BEGIN Entries shown

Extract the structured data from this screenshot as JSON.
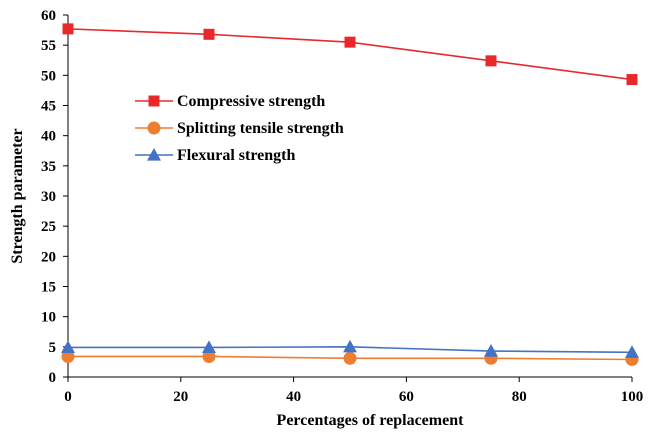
{
  "chart_data": {
    "type": "line",
    "title": "",
    "xlabel": "Percentages of replacement",
    "ylabel": "Strength parameter",
    "xlim": [
      0,
      100
    ],
    "ylim": [
      0,
      60
    ],
    "xticks": [
      0,
      20,
      40,
      60,
      80,
      100
    ],
    "yticks": [
      0,
      5,
      10,
      15,
      20,
      25,
      30,
      35,
      40,
      45,
      50,
      55,
      60
    ],
    "grid": false,
    "legend_position": "upper-left",
    "x": [
      0,
      25,
      50,
      75,
      100
    ],
    "series": [
      {
        "name": "Compressive strength",
        "values": [
          57.7,
          56.8,
          55.5,
          52.4,
          49.3
        ],
        "color": "#e8282b",
        "marker": "square"
      },
      {
        "name": "Splitting tensile strength",
        "values": [
          3.4,
          3.4,
          3.1,
          3.1,
          2.9
        ],
        "color": "#ed7d31",
        "marker": "circle"
      },
      {
        "name": "Flexural strength",
        "values": [
          4.9,
          4.9,
          5.0,
          4.3,
          4.1
        ],
        "color": "#4472c4",
        "marker": "triangle"
      }
    ]
  }
}
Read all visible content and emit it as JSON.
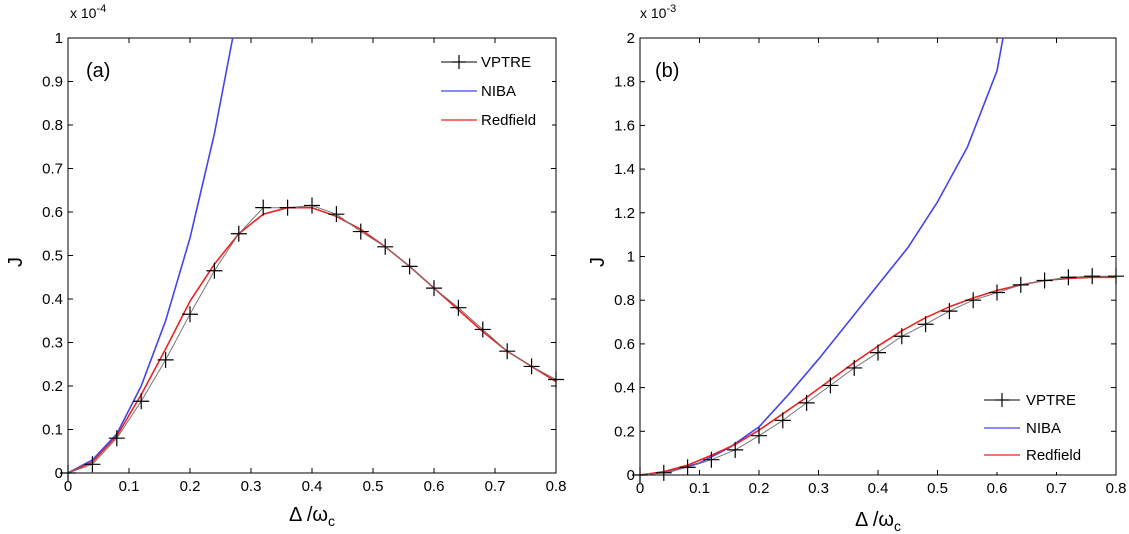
{
  "chart_data": [
    {
      "type": "line",
      "panel_label": "(a)",
      "xlabel": "Δ /ω",
      "xlabel_sub": "c",
      "ylabel": "J",
      "y_multiplier": "x 10",
      "y_multiplier_exp": "-4",
      "xlim": [
        0,
        0.8
      ],
      "ylim": [
        0,
        1
      ],
      "x_ticks": [
        "0",
        "0.1",
        "0.2",
        "0.3",
        "0.4",
        "0.5",
        "0.6",
        "0.7",
        "0.8"
      ],
      "y_ticks": [
        "0",
        "0.1",
        "0.2",
        "0.3",
        "0.4",
        "0.5",
        "0.6",
        "0.7",
        "0.8",
        "0.9",
        "1"
      ],
      "legend_position": "top-right",
      "series": [
        {
          "name": "VPTRE",
          "color": "#000000",
          "marker": "+",
          "x": [
            0,
            0.04,
            0.08,
            0.12,
            0.16,
            0.2,
            0.24,
            0.28,
            0.32,
            0.36,
            0.4,
            0.44,
            0.48,
            0.52,
            0.56,
            0.6,
            0.64,
            0.68,
            0.72,
            0.76,
            0.8
          ],
          "y": [
            0,
            0.02,
            0.08,
            0.165,
            0.26,
            0.365,
            0.465,
            0.55,
            0.61,
            0.61,
            0.615,
            0.595,
            0.555,
            0.52,
            0.475,
            0.425,
            0.38,
            0.33,
            0.28,
            0.245,
            0.215
          ]
        },
        {
          "name": "NIBA",
          "color": "#4444ee",
          "x": [
            0,
            0.04,
            0.08,
            0.12,
            0.16,
            0.2,
            0.24,
            0.27
          ],
          "y": [
            0,
            0.03,
            0.09,
            0.2,
            0.35,
            0.54,
            0.78,
            1.0
          ]
        },
        {
          "name": "Redfield",
          "color": "#ee2222",
          "x": [
            0,
            0.04,
            0.08,
            0.12,
            0.16,
            0.2,
            0.24,
            0.28,
            0.32,
            0.36,
            0.4,
            0.44,
            0.48,
            0.52,
            0.56,
            0.6,
            0.64,
            0.68,
            0.72,
            0.76,
            0.8
          ],
          "y": [
            0,
            0.025,
            0.085,
            0.18,
            0.285,
            0.395,
            0.48,
            0.55,
            0.595,
            0.61,
            0.61,
            0.59,
            0.56,
            0.52,
            0.475,
            0.425,
            0.375,
            0.325,
            0.28,
            0.245,
            0.21
          ]
        }
      ]
    },
    {
      "type": "line",
      "panel_label": "(b)",
      "xlabel": "Δ /ω",
      "xlabel_sub": "c",
      "ylabel": "J",
      "y_multiplier": "x 10",
      "y_multiplier_exp": "-3",
      "xlim": [
        0,
        0.8
      ],
      "ylim": [
        0,
        2
      ],
      "x_ticks": [
        "0",
        "0.1",
        "0.2",
        "0.3",
        "0.4",
        "0.5",
        "0.6",
        "0.7",
        "0.8"
      ],
      "y_ticks": [
        "0",
        "0.2",
        "0.4",
        "0.6",
        "0.8",
        "1",
        "1.2",
        "1.4",
        "1.6",
        "1.8",
        "2"
      ],
      "legend_position": "bottom-right",
      "series": [
        {
          "name": "VPTRE",
          "color": "#000000",
          "marker": "+",
          "x": [
            0,
            0.04,
            0.08,
            0.12,
            0.16,
            0.2,
            0.24,
            0.28,
            0.32,
            0.36,
            0.4,
            0.44,
            0.48,
            0.52,
            0.56,
            0.6,
            0.64,
            0.68,
            0.72,
            0.76,
            0.8
          ],
          "y": [
            0,
            0.01,
            0.035,
            0.07,
            0.115,
            0.18,
            0.25,
            0.33,
            0.41,
            0.49,
            0.56,
            0.635,
            0.69,
            0.75,
            0.8,
            0.835,
            0.87,
            0.89,
            0.905,
            0.91,
            0.91
          ]
        },
        {
          "name": "NIBA",
          "color": "#4444ee",
          "x": [
            0,
            0.05,
            0.1,
            0.15,
            0.2,
            0.25,
            0.3,
            0.35,
            0.4,
            0.45,
            0.5,
            0.55,
            0.6,
            0.61
          ],
          "y": [
            0,
            0.015,
            0.055,
            0.125,
            0.22,
            0.37,
            0.53,
            0.7,
            0.87,
            1.04,
            1.25,
            1.5,
            1.85,
            2.0
          ]
        },
        {
          "name": "Redfield",
          "color": "#ee2222",
          "x": [
            0,
            0.04,
            0.08,
            0.12,
            0.16,
            0.2,
            0.24,
            0.28,
            0.32,
            0.36,
            0.4,
            0.44,
            0.48,
            0.52,
            0.56,
            0.6,
            0.64,
            0.68,
            0.72,
            0.76,
            0.8
          ],
          "y": [
            0,
            0.015,
            0.045,
            0.09,
            0.14,
            0.205,
            0.28,
            0.355,
            0.435,
            0.515,
            0.59,
            0.66,
            0.72,
            0.77,
            0.81,
            0.845,
            0.87,
            0.89,
            0.9,
            0.905,
            0.905
          ]
        }
      ]
    }
  ]
}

END Entries shown

What is needed: Looking at the records above, work out how many lines include the word "marker", then give that number by itself.

Written response: 5